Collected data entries
▬▬▬▬▬▬

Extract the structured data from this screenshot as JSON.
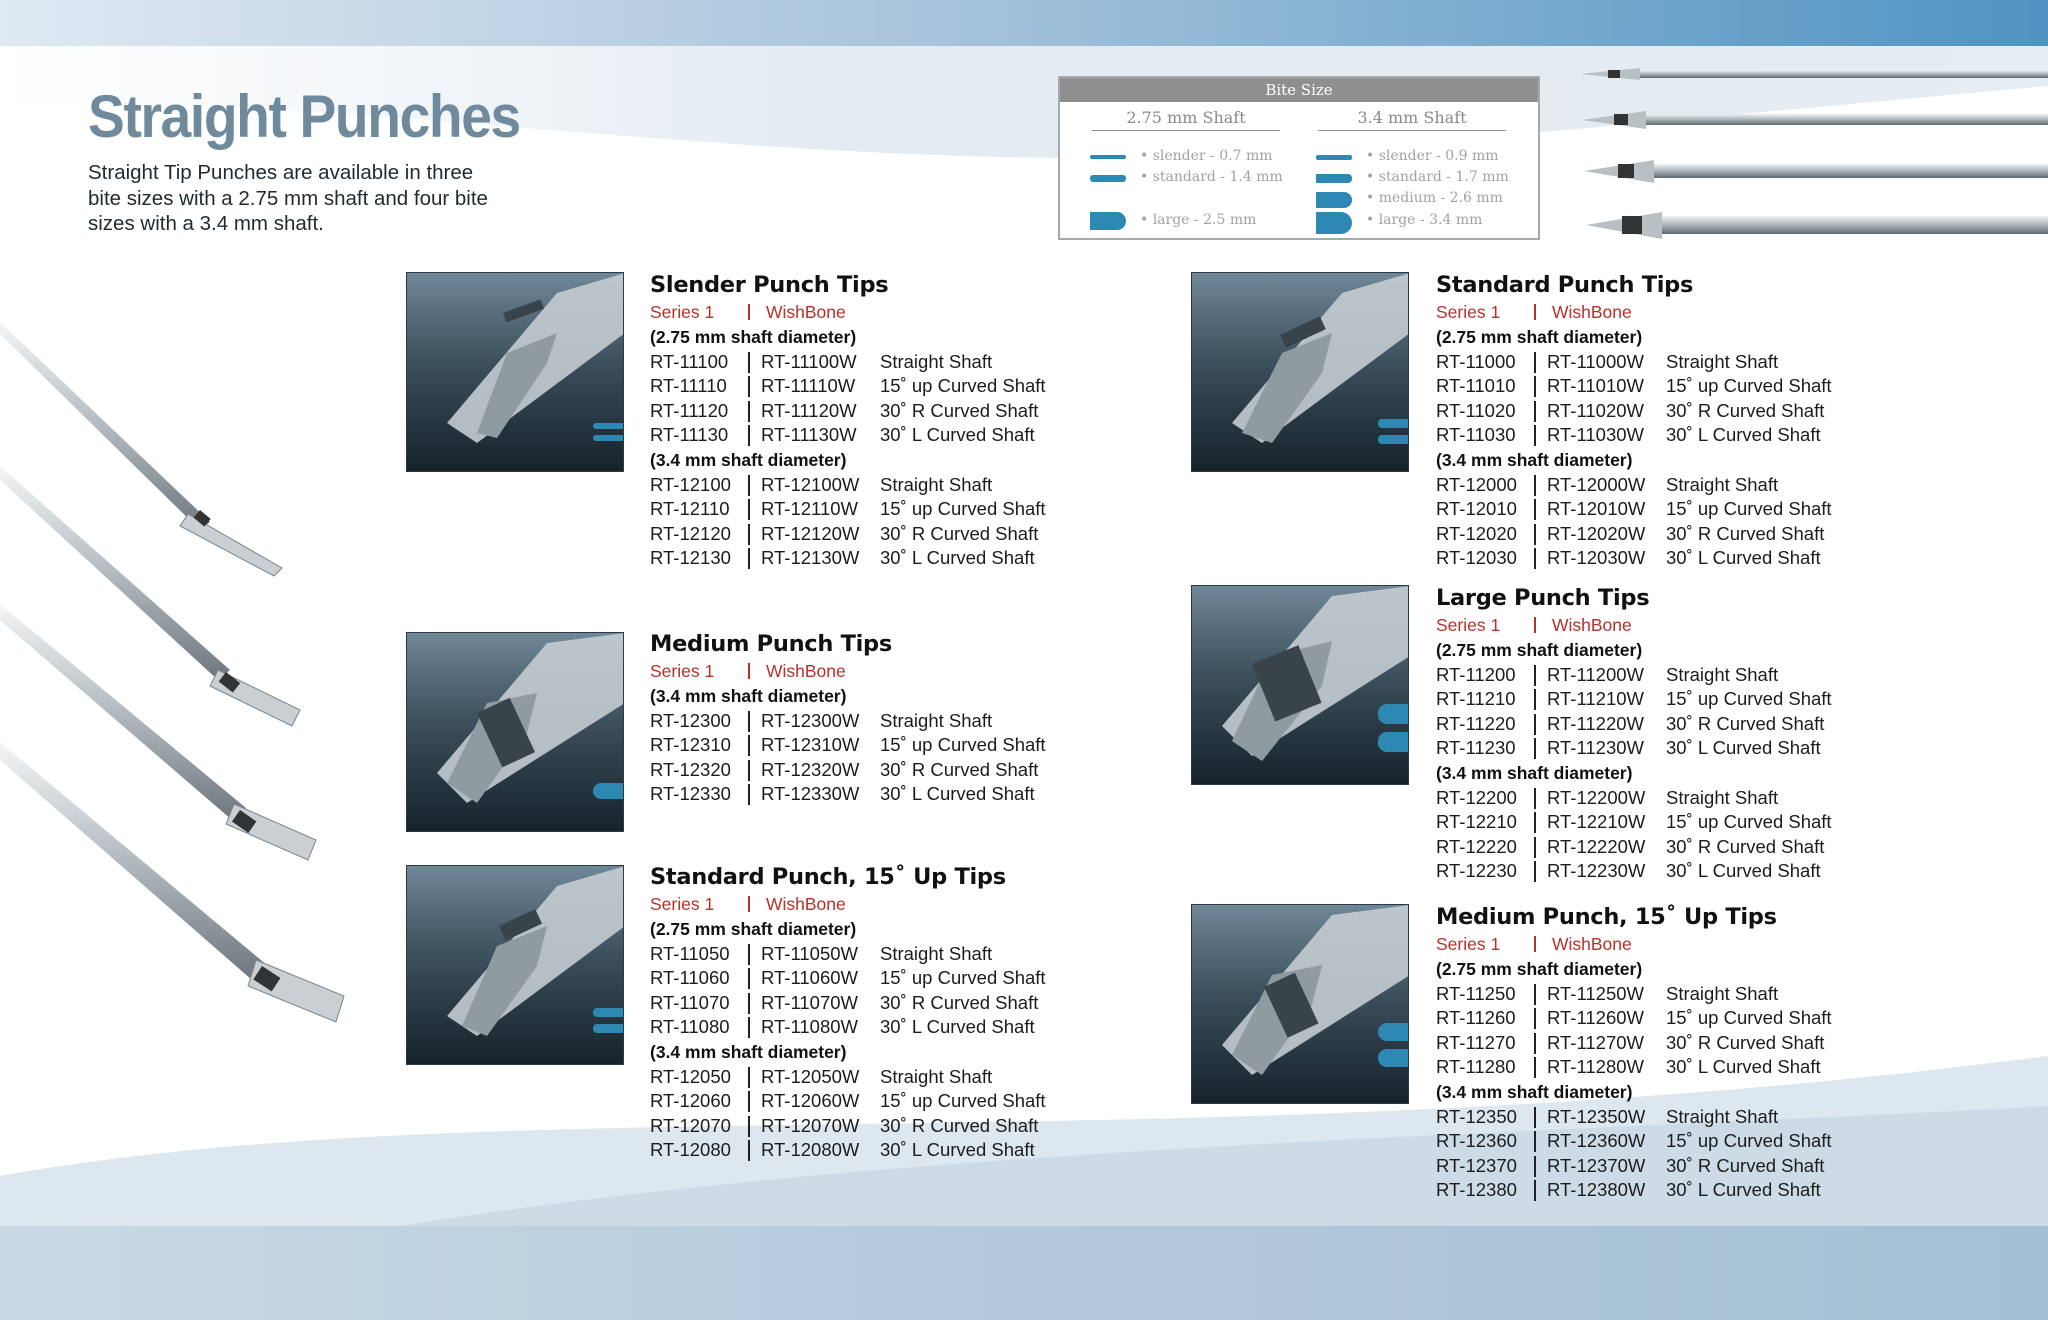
{
  "page": {
    "title": "Straight Punches",
    "intro": "Straight Tip Punches are available in three bite sizes with a 2.75 mm shaft and four bite sizes with a 3.4 mm shaft."
  },
  "bite_size": {
    "header": "Bite Size",
    "columns": [
      {
        "title": "2.75 mm Shaft",
        "items": [
          "• slender - 0.7 mm",
          "• standard - 1.4 mm",
          "• large - 2.5 mm"
        ]
      },
      {
        "title": "3.4 mm Shaft",
        "items": [
          "• slender - 0.9 mm",
          "• standard - 1.7 mm",
          "• medium - 2.6 mm",
          "• large - 3.4 mm"
        ]
      }
    ]
  },
  "colors": {
    "accent": "#2e88b4",
    "series_red": "#b6312c",
    "title_gray": "#6f8a9c"
  },
  "products": [
    {
      "title": "Slender Punch Tips",
      "series1": "Series 1",
      "series2": "WishBone",
      "groups": [
        {
          "heading": "(2.75 mm shaft diameter)",
          "rows": [
            [
              "RT-11100",
              "RT-11100W",
              "Straight Shaft"
            ],
            [
              "RT-11110",
              "RT-11110W",
              "15˚ up Curved Shaft"
            ],
            [
              "RT-11120",
              "RT-11120W",
              "30˚ R Curved Shaft"
            ],
            [
              "RT-11130",
              "RT-11130W",
              "30˚ L Curved Shaft"
            ]
          ]
        },
        {
          "heading": "(3.4 mm shaft diameter)",
          "rows": [
            [
              "RT-12100",
              "RT-12100W",
              "Straight Shaft"
            ],
            [
              "RT-12110",
              "RT-12110W",
              "15˚ up Curved Shaft"
            ],
            [
              "RT-12120",
              "RT-12120W",
              "30˚ R Curved Shaft"
            ],
            [
              "RT-12130",
              "RT-12130W",
              "30˚ L Curved Shaft"
            ]
          ]
        }
      ]
    },
    {
      "title": "Medium Punch Tips",
      "series1": "Series 1",
      "series2": "WishBone",
      "groups": [
        {
          "heading": "(3.4 mm shaft diameter)",
          "rows": [
            [
              "RT-12300",
              "RT-12300W",
              "Straight Shaft"
            ],
            [
              "RT-12310",
              "RT-12310W",
              "15˚ up Curved Shaft"
            ],
            [
              "RT-12320",
              "RT-12320W",
              "30˚ R Curved Shaft"
            ],
            [
              "RT-12330",
              "RT-12330W",
              "30˚ L Curved Shaft"
            ]
          ]
        }
      ]
    },
    {
      "title": "Standard Punch, 15˚ Up Tips",
      "series1": "Series 1",
      "series2": "WishBone",
      "groups": [
        {
          "heading": "(2.75 mm shaft diameter)",
          "rows": [
            [
              "RT-11050",
              "RT-11050W",
              "Straight Shaft"
            ],
            [
              "RT-11060",
              "RT-11060W",
              "15˚ up Curved Shaft"
            ],
            [
              "RT-11070",
              "RT-11070W",
              "30˚ R Curved Shaft"
            ],
            [
              "RT-11080",
              "RT-11080W",
              "30˚ L Curved Shaft"
            ]
          ]
        },
        {
          "heading": "(3.4 mm shaft diameter)",
          "rows": [
            [
              "RT-12050",
              "RT-12050W",
              "Straight Shaft"
            ],
            [
              "RT-12060",
              "RT-12060W",
              "15˚ up Curved Shaft"
            ],
            [
              "RT-12070",
              "RT-12070W",
              "30˚ R Curved Shaft"
            ],
            [
              "RT-12080",
              "RT-12080W",
              "30˚ L Curved Shaft"
            ]
          ]
        }
      ]
    },
    {
      "title": "Standard Punch Tips",
      "series1": "Series 1",
      "series2": "WishBone",
      "groups": [
        {
          "heading": "(2.75 mm shaft diameter)",
          "rows": [
            [
              "RT-11000",
              "RT-11000W",
              "Straight Shaft"
            ],
            [
              "RT-11010",
              "RT-11010W",
              "15˚ up Curved Shaft"
            ],
            [
              "RT-11020",
              "RT-11020W",
              "30˚ R Curved Shaft"
            ],
            [
              "RT-11030",
              "RT-11030W",
              "30˚ L Curved Shaft"
            ]
          ]
        },
        {
          "heading": "(3.4 mm shaft diameter)",
          "rows": [
            [
              "RT-12000",
              "RT-12000W",
              "Straight Shaft"
            ],
            [
              "RT-12010",
              "RT-12010W",
              "15˚ up Curved Shaft"
            ],
            [
              "RT-12020",
              "RT-12020W",
              "30˚ R Curved Shaft"
            ],
            [
              "RT-12030",
              "RT-12030W",
              "30˚ L Curved Shaft"
            ]
          ]
        }
      ]
    },
    {
      "title": "Large Punch Tips",
      "series1": "Series 1",
      "series2": "WishBone",
      "groups": [
        {
          "heading": "(2.75 mm shaft diameter)",
          "rows": [
            [
              "RT-11200",
              "RT-11200W",
              "Straight Shaft"
            ],
            [
              "RT-11210",
              "RT-11210W",
              "15˚ up Curved Shaft"
            ],
            [
              "RT-11220",
              "RT-11220W",
              "30˚ R Curved Shaft"
            ],
            [
              "RT-11230",
              "RT-11230W",
              "30˚ L Curved Shaft"
            ]
          ]
        },
        {
          "heading": "(3.4 mm shaft diameter)",
          "rows": [
            [
              "RT-12200",
              "RT-12200W",
              "Straight Shaft"
            ],
            [
              "RT-12210",
              "RT-12210W",
              "15˚ up Curved Shaft"
            ],
            [
              "RT-12220",
              "RT-12220W",
              "30˚ R Curved Shaft"
            ],
            [
              "RT-12230",
              "RT-12230W",
              "30˚ L Curved Shaft"
            ]
          ]
        }
      ]
    },
    {
      "title": "Medium Punch, 15˚ Up Tips",
      "series1": "Series 1",
      "series2": "WishBone",
      "groups": [
        {
          "heading": "(2.75 mm shaft diameter)",
          "rows": [
            [
              "RT-11250",
              "RT-11250W",
              "Straight Shaft"
            ],
            [
              "RT-11260",
              "RT-11260W",
              "15˚ up Curved Shaft"
            ],
            [
              "RT-11270",
              "RT-11270W",
              "30˚ R Curved Shaft"
            ],
            [
              "RT-11280",
              "RT-11280W",
              "30˚ L Curved Shaft"
            ]
          ]
        },
        {
          "heading": "(3.4 mm shaft diameter)",
          "rows": [
            [
              "RT-12350",
              "RT-12350W",
              "Straight Shaft"
            ],
            [
              "RT-12360",
              "RT-12360W",
              "15˚ up Curved Shaft"
            ],
            [
              "RT-12370",
              "RT-12370W",
              "30˚ R Curved Shaft"
            ],
            [
              "RT-12380",
              "RT-12380W",
              "30˚ L Curved Shaft"
            ]
          ]
        }
      ]
    }
  ]
}
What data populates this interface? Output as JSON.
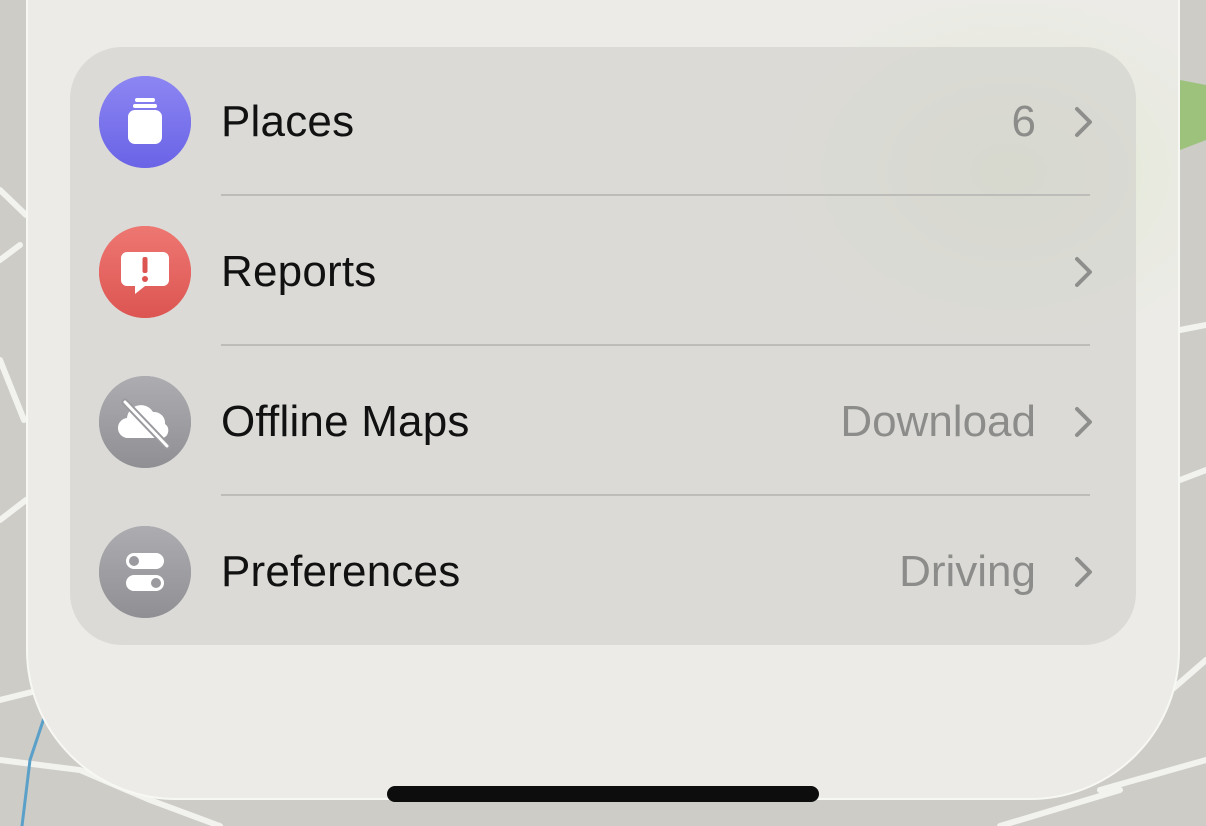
{
  "list": {
    "items": [
      {
        "label": "Places",
        "value": "6",
        "icon": "places-icon",
        "icon_color": "#7a74ee"
      },
      {
        "label": "Reports",
        "value": "",
        "icon": "report-bubble-icon",
        "icon_color": "#e5625e"
      },
      {
        "label": "Offline Maps",
        "value": "Download",
        "icon": "cloud-slash-icon",
        "icon_color": "#9e9ea3"
      },
      {
        "label": "Preferences",
        "value": "Driving",
        "icon": "toggles-icon",
        "icon_color": "#9e9ea3"
      }
    ]
  },
  "colors": {
    "sheet_background": "#ecebe7",
    "card_background": "#d6d5d1",
    "secondary_text": "#8c8c8a",
    "primary_text": "#111111"
  }
}
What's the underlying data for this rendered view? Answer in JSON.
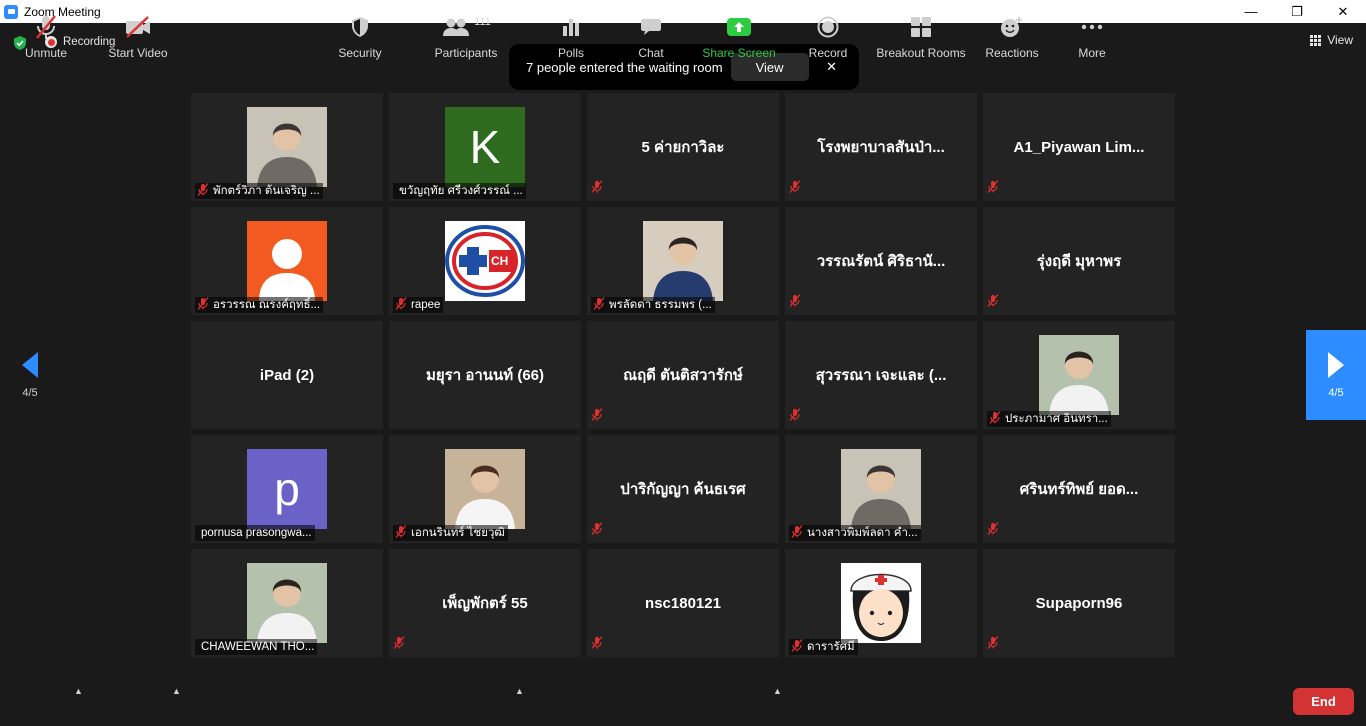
{
  "window": {
    "title": "Zoom Meeting",
    "controls": [
      "—",
      "❐",
      "✕"
    ]
  },
  "top": {
    "recording_label": "Recording",
    "view_label": "View"
  },
  "notification": {
    "message": "7 people entered the waiting room",
    "view_button": "View",
    "close": "✕"
  },
  "nav": {
    "left_page": "4/5",
    "right_page": "4/5"
  },
  "tiles": [
    {
      "name": "",
      "label": "พักตร์วิภา ต้นเจริญ ...",
      "kind": "photo",
      "muted": true
    },
    {
      "name": "",
      "label": "ขวัญฤทัย ศรีวงศ์วรรณ์ ...",
      "kind": "letter",
      "letter": "K",
      "bg": "#2f6b1e",
      "muted": false
    },
    {
      "name": "5 ค่ายกาวิละ",
      "label": "",
      "kind": "name",
      "muted": true
    },
    {
      "name": "โรงพยาบาลสันป่า...",
      "label": "",
      "kind": "name",
      "muted": true
    },
    {
      "name": "A1_Piyawan  Lim...",
      "label": "",
      "kind": "name",
      "muted": true
    },
    {
      "name": "",
      "label": "อรวรรณ ณรงค์ฤทธิ์...",
      "kind": "person",
      "bg": "#f25a22",
      "muted": true
    },
    {
      "name": "",
      "label": "rapee",
      "kind": "logo",
      "muted": true
    },
    {
      "name": "",
      "label": "พรลัดดา ธรรมพร (...",
      "kind": "photo",
      "muted": true
    },
    {
      "name": "วรรณรัตน์ ศิริธานั...",
      "label": "",
      "kind": "name",
      "muted": true
    },
    {
      "name": "รุ่งฤดี มุหาพร",
      "label": "",
      "kind": "name",
      "muted": true
    },
    {
      "name": "iPad (2)",
      "label": "",
      "kind": "name",
      "muted": false
    },
    {
      "name": "มยุรา อานนท์ (66)",
      "label": "",
      "kind": "name",
      "muted": false
    },
    {
      "name": "ณฤดี ตันติสวารักษ์",
      "label": "",
      "kind": "name",
      "muted": true
    },
    {
      "name": "สุวรรณา เจะและ (...",
      "label": "",
      "kind": "name",
      "muted": true
    },
    {
      "name": "",
      "label": "ประภามาศ  อินทรา...",
      "kind": "photo",
      "muted": true
    },
    {
      "name": "",
      "label": "pornusa prasongwa...",
      "kind": "letter",
      "letter": "p",
      "bg": "#6b62c8",
      "muted": false
    },
    {
      "name": "",
      "label": "เอกนรินทร์ ไชยวุฒิ",
      "kind": "photo",
      "muted": true
    },
    {
      "name": "ปาริกัญญา  ค้นธเรศ",
      "label": "",
      "kind": "name",
      "muted": true
    },
    {
      "name": "",
      "label": "นางสาวพิมพ์ลดา คำ...",
      "kind": "photo",
      "muted": true
    },
    {
      "name": "ศรินทร์ทิพย์ ยอด...",
      "label": "",
      "kind": "name",
      "muted": true
    },
    {
      "name": "",
      "label": "CHAWEEWAN THO...",
      "kind": "photo",
      "muted": false
    },
    {
      "name": "เพ็ญพักตร์ 55",
      "label": "",
      "kind": "name",
      "muted": true
    },
    {
      "name": "nsc180121",
      "label": "",
      "kind": "name",
      "muted": true
    },
    {
      "name": "",
      "label": "ดารารัศมี",
      "kind": "cartoon",
      "muted": true
    },
    {
      "name": "Supaporn96",
      "label": "",
      "kind": "name",
      "muted": true
    }
  ],
  "logo_text": "CH",
  "toolbar": {
    "unmute": "Unmute",
    "start_video": "Start Video",
    "security": "Security",
    "participants": "Participants",
    "participants_count": "111",
    "polls": "Polls",
    "chat": "Chat",
    "share_screen": "Share Screen",
    "record": "Record",
    "breakout_rooms": "Breakout Rooms",
    "reactions": "Reactions",
    "more": "More",
    "end": "End"
  },
  "colors": {
    "accent_blue": "#2d8cff",
    "share_green": "#2ecc40",
    "end_red": "#d33333",
    "tile_bg": "#232323",
    "muted_red": "#e02f2f"
  }
}
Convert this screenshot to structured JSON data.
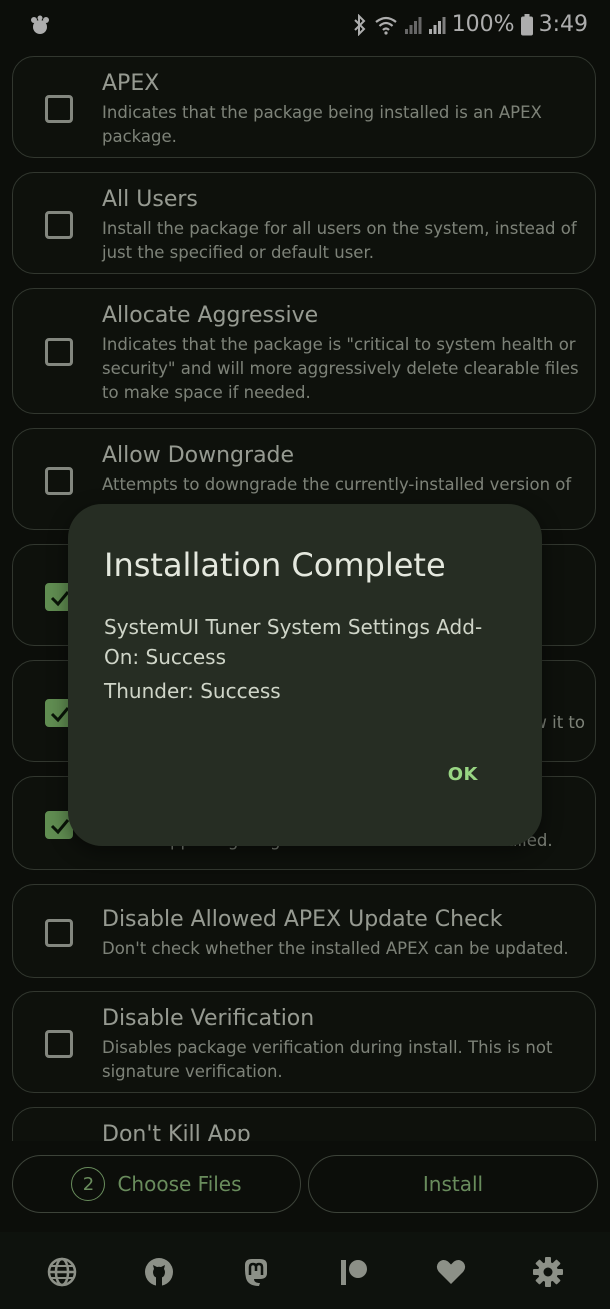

▬▬▬▬▬▬

Task directions:
Select all lines with the word "value" from the entries above.

Response to this task:
        "value": "6",
        "value": "",
        "value": "Download",
        "value": "Driving",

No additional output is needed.